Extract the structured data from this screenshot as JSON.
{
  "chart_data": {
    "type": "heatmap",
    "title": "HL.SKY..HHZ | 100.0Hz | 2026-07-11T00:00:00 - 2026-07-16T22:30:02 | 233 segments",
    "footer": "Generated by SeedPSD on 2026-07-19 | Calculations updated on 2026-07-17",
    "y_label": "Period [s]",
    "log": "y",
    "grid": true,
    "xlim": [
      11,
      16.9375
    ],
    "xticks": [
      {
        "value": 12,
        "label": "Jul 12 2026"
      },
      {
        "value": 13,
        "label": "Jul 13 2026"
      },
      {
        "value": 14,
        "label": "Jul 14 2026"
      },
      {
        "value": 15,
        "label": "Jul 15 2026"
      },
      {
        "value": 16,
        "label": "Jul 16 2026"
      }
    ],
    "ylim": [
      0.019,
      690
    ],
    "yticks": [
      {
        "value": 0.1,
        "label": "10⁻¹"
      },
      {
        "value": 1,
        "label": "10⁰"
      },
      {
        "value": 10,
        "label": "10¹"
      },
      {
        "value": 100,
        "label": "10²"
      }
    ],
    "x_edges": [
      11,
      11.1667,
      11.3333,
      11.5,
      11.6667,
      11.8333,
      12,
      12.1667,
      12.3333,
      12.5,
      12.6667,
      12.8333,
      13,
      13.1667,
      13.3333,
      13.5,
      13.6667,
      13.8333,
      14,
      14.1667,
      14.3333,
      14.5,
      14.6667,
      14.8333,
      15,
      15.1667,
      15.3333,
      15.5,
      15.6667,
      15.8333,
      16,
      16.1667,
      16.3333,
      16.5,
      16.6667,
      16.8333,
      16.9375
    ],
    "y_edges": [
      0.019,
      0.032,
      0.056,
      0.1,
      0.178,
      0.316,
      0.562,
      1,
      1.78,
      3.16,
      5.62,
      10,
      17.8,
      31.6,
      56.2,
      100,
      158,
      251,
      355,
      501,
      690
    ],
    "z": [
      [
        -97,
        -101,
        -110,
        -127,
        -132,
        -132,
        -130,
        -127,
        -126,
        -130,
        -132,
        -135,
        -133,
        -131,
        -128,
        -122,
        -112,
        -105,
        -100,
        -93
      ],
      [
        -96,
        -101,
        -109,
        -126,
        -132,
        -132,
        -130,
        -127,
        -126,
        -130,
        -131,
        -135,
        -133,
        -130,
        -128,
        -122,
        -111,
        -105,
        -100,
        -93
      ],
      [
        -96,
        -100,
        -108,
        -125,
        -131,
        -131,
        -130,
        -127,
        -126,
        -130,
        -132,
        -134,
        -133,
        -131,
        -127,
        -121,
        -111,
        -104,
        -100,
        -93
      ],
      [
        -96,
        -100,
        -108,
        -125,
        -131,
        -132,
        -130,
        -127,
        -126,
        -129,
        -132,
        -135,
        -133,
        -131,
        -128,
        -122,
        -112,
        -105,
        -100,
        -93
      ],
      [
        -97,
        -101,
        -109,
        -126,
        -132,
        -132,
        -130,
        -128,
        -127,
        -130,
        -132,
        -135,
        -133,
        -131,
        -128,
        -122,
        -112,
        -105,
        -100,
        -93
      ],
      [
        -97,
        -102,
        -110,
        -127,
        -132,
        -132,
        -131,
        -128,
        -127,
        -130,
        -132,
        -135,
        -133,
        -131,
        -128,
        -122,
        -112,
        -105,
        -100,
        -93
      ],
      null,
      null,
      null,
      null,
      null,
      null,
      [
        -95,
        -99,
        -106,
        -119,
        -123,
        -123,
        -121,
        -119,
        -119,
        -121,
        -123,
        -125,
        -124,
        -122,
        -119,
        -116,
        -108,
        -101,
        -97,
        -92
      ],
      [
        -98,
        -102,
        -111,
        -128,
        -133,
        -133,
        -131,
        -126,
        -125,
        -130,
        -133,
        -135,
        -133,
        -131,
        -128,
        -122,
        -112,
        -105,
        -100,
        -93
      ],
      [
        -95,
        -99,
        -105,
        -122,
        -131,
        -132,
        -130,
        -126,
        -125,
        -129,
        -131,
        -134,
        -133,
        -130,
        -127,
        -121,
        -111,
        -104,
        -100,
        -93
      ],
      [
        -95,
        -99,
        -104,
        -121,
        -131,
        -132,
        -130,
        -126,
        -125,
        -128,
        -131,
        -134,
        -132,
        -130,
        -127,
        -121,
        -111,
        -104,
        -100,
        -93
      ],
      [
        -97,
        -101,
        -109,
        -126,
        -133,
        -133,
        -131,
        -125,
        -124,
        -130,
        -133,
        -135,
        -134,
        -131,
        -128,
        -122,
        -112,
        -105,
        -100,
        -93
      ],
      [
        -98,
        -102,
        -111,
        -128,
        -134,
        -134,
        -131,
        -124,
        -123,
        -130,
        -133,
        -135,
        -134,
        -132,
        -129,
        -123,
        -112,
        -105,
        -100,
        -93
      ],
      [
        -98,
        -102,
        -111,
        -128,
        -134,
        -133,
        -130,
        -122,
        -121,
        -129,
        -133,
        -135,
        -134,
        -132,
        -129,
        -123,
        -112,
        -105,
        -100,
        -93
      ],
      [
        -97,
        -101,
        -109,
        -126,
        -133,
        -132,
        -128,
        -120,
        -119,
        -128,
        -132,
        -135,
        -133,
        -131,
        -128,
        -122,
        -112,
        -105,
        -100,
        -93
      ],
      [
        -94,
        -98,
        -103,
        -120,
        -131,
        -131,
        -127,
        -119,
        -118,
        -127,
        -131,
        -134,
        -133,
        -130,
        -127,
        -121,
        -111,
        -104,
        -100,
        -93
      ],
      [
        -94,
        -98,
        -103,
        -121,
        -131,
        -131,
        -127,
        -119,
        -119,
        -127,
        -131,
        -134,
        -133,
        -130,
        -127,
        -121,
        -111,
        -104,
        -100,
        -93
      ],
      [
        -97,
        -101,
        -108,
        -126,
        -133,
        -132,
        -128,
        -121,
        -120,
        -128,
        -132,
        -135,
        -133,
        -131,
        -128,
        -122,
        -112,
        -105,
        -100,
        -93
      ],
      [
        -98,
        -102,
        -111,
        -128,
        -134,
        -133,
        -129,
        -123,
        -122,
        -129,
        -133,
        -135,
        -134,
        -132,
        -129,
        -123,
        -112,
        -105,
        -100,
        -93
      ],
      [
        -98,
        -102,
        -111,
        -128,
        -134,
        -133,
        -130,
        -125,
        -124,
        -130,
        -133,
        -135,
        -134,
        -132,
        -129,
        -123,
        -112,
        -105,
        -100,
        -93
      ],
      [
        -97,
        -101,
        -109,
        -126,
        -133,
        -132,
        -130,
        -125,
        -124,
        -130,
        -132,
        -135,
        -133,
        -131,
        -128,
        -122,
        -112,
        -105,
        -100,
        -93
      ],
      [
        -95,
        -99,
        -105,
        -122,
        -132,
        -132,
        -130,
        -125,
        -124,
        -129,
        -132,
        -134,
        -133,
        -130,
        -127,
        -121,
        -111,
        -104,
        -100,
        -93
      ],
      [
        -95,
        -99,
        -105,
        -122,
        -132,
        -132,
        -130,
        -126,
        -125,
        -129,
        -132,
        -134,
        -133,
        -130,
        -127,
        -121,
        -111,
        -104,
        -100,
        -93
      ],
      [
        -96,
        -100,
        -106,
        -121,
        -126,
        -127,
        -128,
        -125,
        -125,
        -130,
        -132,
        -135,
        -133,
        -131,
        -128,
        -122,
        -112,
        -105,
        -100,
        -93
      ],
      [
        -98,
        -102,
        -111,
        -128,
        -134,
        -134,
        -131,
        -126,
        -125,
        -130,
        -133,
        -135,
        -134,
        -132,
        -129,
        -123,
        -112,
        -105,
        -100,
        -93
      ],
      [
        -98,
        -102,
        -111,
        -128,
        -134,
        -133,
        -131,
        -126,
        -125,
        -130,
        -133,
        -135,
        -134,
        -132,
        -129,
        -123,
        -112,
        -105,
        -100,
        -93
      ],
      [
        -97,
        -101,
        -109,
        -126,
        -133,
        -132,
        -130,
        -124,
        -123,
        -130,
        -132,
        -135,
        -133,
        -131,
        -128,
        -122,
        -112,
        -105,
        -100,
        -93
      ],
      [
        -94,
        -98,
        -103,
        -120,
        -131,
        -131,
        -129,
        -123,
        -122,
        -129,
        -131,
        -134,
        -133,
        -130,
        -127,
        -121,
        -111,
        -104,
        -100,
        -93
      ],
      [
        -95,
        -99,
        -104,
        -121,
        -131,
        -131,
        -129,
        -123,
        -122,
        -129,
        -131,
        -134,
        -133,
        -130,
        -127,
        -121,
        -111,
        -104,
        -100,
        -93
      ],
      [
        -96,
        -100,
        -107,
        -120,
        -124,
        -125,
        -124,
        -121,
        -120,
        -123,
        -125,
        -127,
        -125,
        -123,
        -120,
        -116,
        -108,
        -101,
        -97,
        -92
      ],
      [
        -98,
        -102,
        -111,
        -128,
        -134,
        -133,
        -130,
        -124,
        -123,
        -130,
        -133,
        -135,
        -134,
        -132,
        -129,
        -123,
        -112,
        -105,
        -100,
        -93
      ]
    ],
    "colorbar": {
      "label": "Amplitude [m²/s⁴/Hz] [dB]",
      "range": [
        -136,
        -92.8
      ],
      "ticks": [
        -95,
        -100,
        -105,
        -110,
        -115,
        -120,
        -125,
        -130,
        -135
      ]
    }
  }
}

=======

→ SHORT TASK: Count how many lines above carry the word "value". Only the number is required.

→ ANSWER FOR THE TASK: 9